# What you need to do
Every line in the listing is to be echoed verbatim.

---- Data shown

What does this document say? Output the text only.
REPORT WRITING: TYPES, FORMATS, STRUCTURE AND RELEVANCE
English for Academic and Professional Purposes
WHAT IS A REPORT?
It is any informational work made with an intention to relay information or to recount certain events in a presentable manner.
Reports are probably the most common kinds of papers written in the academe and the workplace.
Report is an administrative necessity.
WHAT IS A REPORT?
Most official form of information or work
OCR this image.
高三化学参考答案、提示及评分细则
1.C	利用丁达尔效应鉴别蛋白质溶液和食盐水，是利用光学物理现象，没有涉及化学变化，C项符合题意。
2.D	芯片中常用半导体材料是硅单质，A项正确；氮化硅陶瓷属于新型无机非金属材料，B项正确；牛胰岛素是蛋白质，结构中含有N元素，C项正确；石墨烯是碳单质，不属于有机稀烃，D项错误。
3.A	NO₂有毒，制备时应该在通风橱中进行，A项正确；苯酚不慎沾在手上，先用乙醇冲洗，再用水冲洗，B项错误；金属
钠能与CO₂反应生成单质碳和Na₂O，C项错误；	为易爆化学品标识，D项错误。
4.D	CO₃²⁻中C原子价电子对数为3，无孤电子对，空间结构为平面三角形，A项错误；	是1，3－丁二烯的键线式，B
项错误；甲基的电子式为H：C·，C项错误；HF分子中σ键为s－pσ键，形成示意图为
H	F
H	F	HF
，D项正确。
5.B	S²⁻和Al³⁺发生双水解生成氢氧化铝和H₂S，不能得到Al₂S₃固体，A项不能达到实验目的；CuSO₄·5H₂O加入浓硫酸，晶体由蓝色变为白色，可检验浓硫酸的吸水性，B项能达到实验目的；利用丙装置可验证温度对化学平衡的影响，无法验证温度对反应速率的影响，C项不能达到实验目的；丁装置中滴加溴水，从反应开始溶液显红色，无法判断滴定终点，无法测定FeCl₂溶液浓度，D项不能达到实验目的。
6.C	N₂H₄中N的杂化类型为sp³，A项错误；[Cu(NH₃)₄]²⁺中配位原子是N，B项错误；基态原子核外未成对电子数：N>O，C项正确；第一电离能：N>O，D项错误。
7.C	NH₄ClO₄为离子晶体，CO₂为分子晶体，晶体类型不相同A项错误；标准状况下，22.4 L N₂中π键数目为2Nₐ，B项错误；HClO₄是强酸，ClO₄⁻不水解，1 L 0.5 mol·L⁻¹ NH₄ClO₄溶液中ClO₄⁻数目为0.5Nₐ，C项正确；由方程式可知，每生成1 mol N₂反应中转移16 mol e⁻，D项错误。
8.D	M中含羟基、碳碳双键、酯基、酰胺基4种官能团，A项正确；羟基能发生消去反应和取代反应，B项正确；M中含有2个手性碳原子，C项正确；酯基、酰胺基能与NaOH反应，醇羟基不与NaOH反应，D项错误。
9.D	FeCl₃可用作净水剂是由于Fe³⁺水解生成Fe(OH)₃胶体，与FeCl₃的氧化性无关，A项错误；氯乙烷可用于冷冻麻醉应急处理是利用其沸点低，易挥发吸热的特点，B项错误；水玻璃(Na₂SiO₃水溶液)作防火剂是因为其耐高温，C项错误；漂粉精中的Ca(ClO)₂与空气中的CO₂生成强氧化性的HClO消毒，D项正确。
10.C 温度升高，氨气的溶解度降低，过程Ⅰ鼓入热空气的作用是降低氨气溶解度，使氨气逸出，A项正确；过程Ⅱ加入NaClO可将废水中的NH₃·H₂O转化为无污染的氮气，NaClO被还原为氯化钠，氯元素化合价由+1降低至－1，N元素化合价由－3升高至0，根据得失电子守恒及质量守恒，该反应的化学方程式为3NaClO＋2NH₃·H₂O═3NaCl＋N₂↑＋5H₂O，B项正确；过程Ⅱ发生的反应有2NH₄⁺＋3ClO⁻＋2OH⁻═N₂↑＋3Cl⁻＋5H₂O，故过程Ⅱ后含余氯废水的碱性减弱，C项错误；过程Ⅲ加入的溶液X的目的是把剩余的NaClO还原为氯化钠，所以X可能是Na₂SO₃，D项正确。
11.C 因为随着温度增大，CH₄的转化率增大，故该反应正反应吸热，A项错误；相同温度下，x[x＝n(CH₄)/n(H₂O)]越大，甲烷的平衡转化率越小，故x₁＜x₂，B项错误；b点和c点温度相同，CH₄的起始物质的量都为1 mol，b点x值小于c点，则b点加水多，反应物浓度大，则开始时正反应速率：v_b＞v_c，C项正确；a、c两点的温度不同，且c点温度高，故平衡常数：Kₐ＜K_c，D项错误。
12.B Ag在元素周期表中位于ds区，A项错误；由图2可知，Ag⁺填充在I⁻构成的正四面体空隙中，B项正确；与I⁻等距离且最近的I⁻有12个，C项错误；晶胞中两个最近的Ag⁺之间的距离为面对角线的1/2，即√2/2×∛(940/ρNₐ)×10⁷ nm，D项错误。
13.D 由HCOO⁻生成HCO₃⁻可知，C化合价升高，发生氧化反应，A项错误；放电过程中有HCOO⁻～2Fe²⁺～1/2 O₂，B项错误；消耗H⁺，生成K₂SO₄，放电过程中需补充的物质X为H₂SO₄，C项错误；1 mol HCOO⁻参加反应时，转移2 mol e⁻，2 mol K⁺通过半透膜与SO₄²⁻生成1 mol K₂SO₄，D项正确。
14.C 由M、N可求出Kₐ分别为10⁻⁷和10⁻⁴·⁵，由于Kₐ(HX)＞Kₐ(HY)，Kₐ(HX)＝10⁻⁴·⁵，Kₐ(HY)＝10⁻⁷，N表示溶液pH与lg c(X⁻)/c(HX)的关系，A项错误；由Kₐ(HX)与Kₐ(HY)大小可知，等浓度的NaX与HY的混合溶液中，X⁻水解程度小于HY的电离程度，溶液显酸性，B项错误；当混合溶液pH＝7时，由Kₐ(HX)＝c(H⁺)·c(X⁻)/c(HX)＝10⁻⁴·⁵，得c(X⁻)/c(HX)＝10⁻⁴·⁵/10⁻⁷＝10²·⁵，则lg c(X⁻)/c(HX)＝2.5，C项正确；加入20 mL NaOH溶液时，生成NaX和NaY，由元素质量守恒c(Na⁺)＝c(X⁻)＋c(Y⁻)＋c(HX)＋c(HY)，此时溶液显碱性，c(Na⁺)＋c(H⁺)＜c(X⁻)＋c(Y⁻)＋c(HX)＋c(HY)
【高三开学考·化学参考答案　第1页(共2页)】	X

--------

# Output below
What does this document say? Output the text only.
REPORT WRITING: TYPES, FORMATS, STRUCTURE AND RELEVANCE
English for Academic and Professional Purposes
WHAT IS A REPORT?
It is any informational work made with an intention to relay information or to recount certain events in a presentable manner.
Reports are probably the most common kinds of papers written in the academe and the workplace.
Report is an administrative necessity.
WHAT IS A REPORT?
Most official form of information or work
OCR this image.
高三化学参考答案、提示及评分细则
1.C	利用丁达尔效应鉴别蛋白质溶液和食盐水，是利用光学物理现象，没有涉及化学变化，C项符合题意。
2.D	芯片中常用半导体材料是硅单质，A项正确；氮化硅陶瓷属于新型无机非金属材料，B项正确；牛胰岛素是蛋白质，结构中含有N元素，C项正确；石墨烯是碳单质，不属于有机稀烃，D项错误。
3.A	NO₂有毒，制备时应该在通风橱中进行，A项正确；苯酚不慎沾在手上，先用乙醇冲洗，再用水冲洗，B项错误；金属
钠能与CO₂反应生成单质碳和Na₂O，C项错误；	为易爆化学品标识，D项错误。
4.D	CO₃²⁻中C原子价电子对数为3，无孤电子对，空间结构为平面三角形，A项错误；	是1，3－丁二烯的键线式，B
项错误；甲基的电子式为H：C·，C项错误；HF分子中σ键为s－pσ键，形成示意图为
H	F
H	F	HF
，D项正确。
5.B	S²⁻和Al³⁺发生双水解生成氢氧化铝和H₂S，不能得到Al₂S₃固体，A项不能达到实验目的；CuSO₄·5H₂O加入浓硫酸，晶体由蓝色变为白色，可检验浓硫酸的吸水性，B项能达到实验目的；利用丙装置可验证温度对化学平衡的影响，无法验证温度对反应速率的影响，C项不能达到实验目的；丁装置中滴加溴水，从反应开始溶液显红色，无法判断滴定终点，无法测定FeCl₂溶液浓度，D项不能达到实验目的。
6.C	N₂H₄中N的杂化类型为sp³，A项错误；[Cu(NH₃)₄]²⁺中配位原子是N，B项错误；基态原子核外未成对电子数：N>O，C项正确；第一电离能：N>O，D项错误。
7.C	NH₄ClO₄为离子晶体，CO₂为分子晶体，晶体类型不相同A项错误；标准状况下，22.4 L N₂中π键数目为2Nₐ，B项错误；HClO₄是强酸，ClO₄⁻不水解，1 L 0.5 mol·L⁻¹ NH₄ClO₄溶液中ClO₄⁻数目为0.5Nₐ，C项正确；由方程式可知，每生成1 mol N₂反应中转移16 mol e⁻，D项错误。
8.D	M中含羟基、碳碳双键、酯基、酰胺基4种官能团，A项正确；羟基能发生消去反应和取代反应，B项正确；M中含有2个手性碳原子，C项正确；酯基、酰胺基能与NaOH反应，醇羟基不与NaOH反应，D项错误。
9.D	FeCl₃可用作净水剂是由于Fe³⁺水解生成Fe(OH)₃胶体，与FeCl₃的氧化性无关，A项错误；氯乙烷可用于冷冻麻醉应急处理是利用其沸点低，易挥发吸热的特点，B项错误；水玻璃(Na₂SiO₃水溶液)作防火剂是因为其耐高温，C项错误；漂粉精中的Ca(ClO)₂与空气中的CO₂生成强氧化性的HClO消毒，D项正确。
10.C 温度升高，氨气的溶解度降低，过程Ⅰ鼓入热空气的作用是降低氨气溶解度，使氨气逸出，A项正确；过程Ⅱ加入NaClO可将废水中的NH₃·H₂O转化为无污染的氮气，NaClO被还原为氯化钠，氯元素化合价由+1降低至－1，N元素化合价由－3升高至0，根据得失电子守恒及质量守恒，该反应的化学方程式为3NaClO＋2NH₃·H₂O═3NaCl＋N₂↑＋5H₂O，B项正确；过程Ⅱ发生的反应有2NH₄⁺＋3ClO⁻＋2OH⁻═N₂↑＋3Cl⁻＋5H₂O，故过程Ⅱ后含余氯废水的碱性减弱，C项错误；过程Ⅲ加入的溶液X的目的是把剩余的NaClO还原为氯化钠，所以X可能是Na₂SO₃，D项正确。
11.C 因为随着温度增大，CH₄的转化率增大，故该反应正反应吸热，A项错误；相同温度下，x[x＝n(CH₄)/n(H₂O)]越大，甲烷的平衡转化率越小，故x₁＜x₂，B项错误；b点和c点温度相同，CH₄的起始物质的量都为1 mol，b点x值小于c点，则b点加水多，反应物浓度大，则开始时正反应速率：v_b＞v_c，C项正确；a、c两点的温度不同，且c点温度高，故平衡常数：Kₐ＜K_c，D项错误。
12.B Ag在元素周期表中位于ds区，A项错误；由图2可知，Ag⁺填充在I⁻构成的正四面体空隙中，B项正确；与I⁻等距离且最近的I⁻有12个，C项错误；晶胞中两个最近的Ag⁺之间的距离为面对角线的1/2，即√2/2×∛(940/ρNₐ)×10⁷ nm，D项错误。
13.D 由HCOO⁻生成HCO₃⁻可知，C化合价升高，发生氧化反应，A项错误；放电过程中有HCOO⁻～2Fe²⁺～1/2 O₂，B项错误；消耗H⁺，生成K₂SO₄，放电过程中需补充的物质X为H₂SO₄，C项错误；1 mol HCOO⁻参加反应时，转移2 mol e⁻，2 mol K⁺通过半透膜与SO₄²⁻生成1 mol K₂SO₄，D项正确。
14.C 由M、N可求出Kₐ分别为10⁻⁷和10⁻⁴·⁵，由于Kₐ(HX)＞Kₐ(HY)，Kₐ(HX)＝10⁻⁴·⁵，Kₐ(HY)＝10⁻⁷，N表示溶液pH与lg c(X⁻)/c(HX)的关系，A项错误；由Kₐ(HX)与Kₐ(HY)大小可知，等浓度的NaX与HY的混合溶液中，X⁻水解程度小于HY的电离程度，溶液显酸性，B项错误；当混合溶液pH＝7时，由Kₐ(HX)＝c(H⁺)·c(X⁻)/c(HX)＝10⁻⁴·⁵，得c(X⁻)/c(HX)＝10⁻⁴·⁵/10⁻⁷＝10²·⁵，则lg c(X⁻)/c(HX)＝2.5，C项正确；加入20 mL NaOH溶液时，生成NaX和NaY，由元素质量守恒c(Na⁺)＝c(X⁻)＋c(Y⁻)＋c(HX)＋c(HY)，此时溶液显碱性，c(Na⁺)＋c(H⁺)＜c(X⁻)＋c(Y⁻)＋c(HX)＋c(HY)
【高三开学考·化学参考答案　第1页(共2页)】	X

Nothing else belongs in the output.